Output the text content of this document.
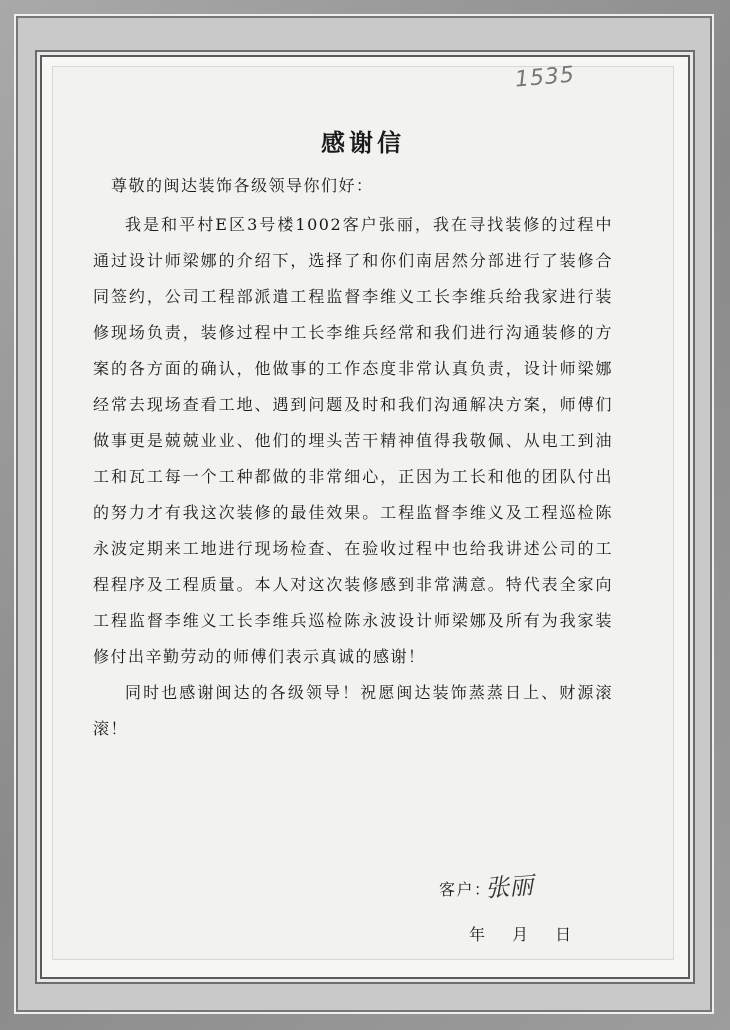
1535
感谢信
尊敬的闽达装饰各级领导你们好：

我是和平村E区3号楼1002客户张丽，我在寻找装修的过程中通过设计师梁娜的介绍下，选择了和你们南居然分部进行了装修合同签约，公司工程部派遣工程监督李维义工长李维兵给我家进行装修现场负责，装修过程中工长李维兵经常和我们进行沟通装修的方案的各方面的确认，他做事的工作态度非常认真负责，设计师梁娜经常去现场查看工地、遇到问题及时和我们沟通解决方案，师傅们做事更是兢兢业业、他们的埋头苦干精神值得我敬佩、从电工到油工和瓦工每一个工种都做的非常细心，正因为工长和他的团队付出的努力才有我这次装修的最佳效果。工程监督李维义及工程巡检陈永波定期来工地进行现场检查、在验收过程中也给我讲述公司的工程程序及工程质量。本人对这次装修感到非常满意。特代表全家向工程监督李维义工长李维兵巡检陈永波设计师梁娜及所有为我家装修付出辛勤劳动的师傅们表示真诚的感谢！

同时也感谢闽达的各级领导！祝愿闽达装饰蒸蒸日上、财源滚滚！

客户：
张丽
年 月 日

- - -

• _WRITTEN PROBLEM_: Repeat the material above in full and unchanged, minus its images.

• _OUTPUT OF THE EXERCISE_:
Output the text content of this document.
1535
感谢信
尊敬的闽达装饰各级领导你们好：

我是和平村E区3号楼1002客户张丽，我在寻找装修的过程中通过设计师梁娜的介绍下，选择了和你们南居然分部进行了装修合同签约，公司工程部派遣工程监督李维义工长李维兵给我家进行装修现场负责，装修过程中工长李维兵经常和我们进行沟通装修的方案的各方面的确认，他做事的工作态度非常认真负责，设计师梁娜经常去现场查看工地、遇到问题及时和我们沟通解决方案，师傅们做事更是兢兢业业、他们的埋头苦干精神值得我敬佩、从电工到油工和瓦工每一个工种都做的非常细心，正因为工长和他的团队付出的努力才有我这次装修的最佳效果。工程监督李维义及工程巡检陈永波定期来工地进行现场检查、在验收过程中也给我讲述公司的工程程序及工程质量。本人对这次装修感到非常满意。特代表全家向工程监督李维义工长李维兵巡检陈永波设计师梁娜及所有为我家装修付出辛勤劳动的师傅们表示真诚的感谢！

同时也感谢闽达的各级领导！祝愿闽达装饰蒸蒸日上、财源滚滚！

客户：
张丽
年 月 日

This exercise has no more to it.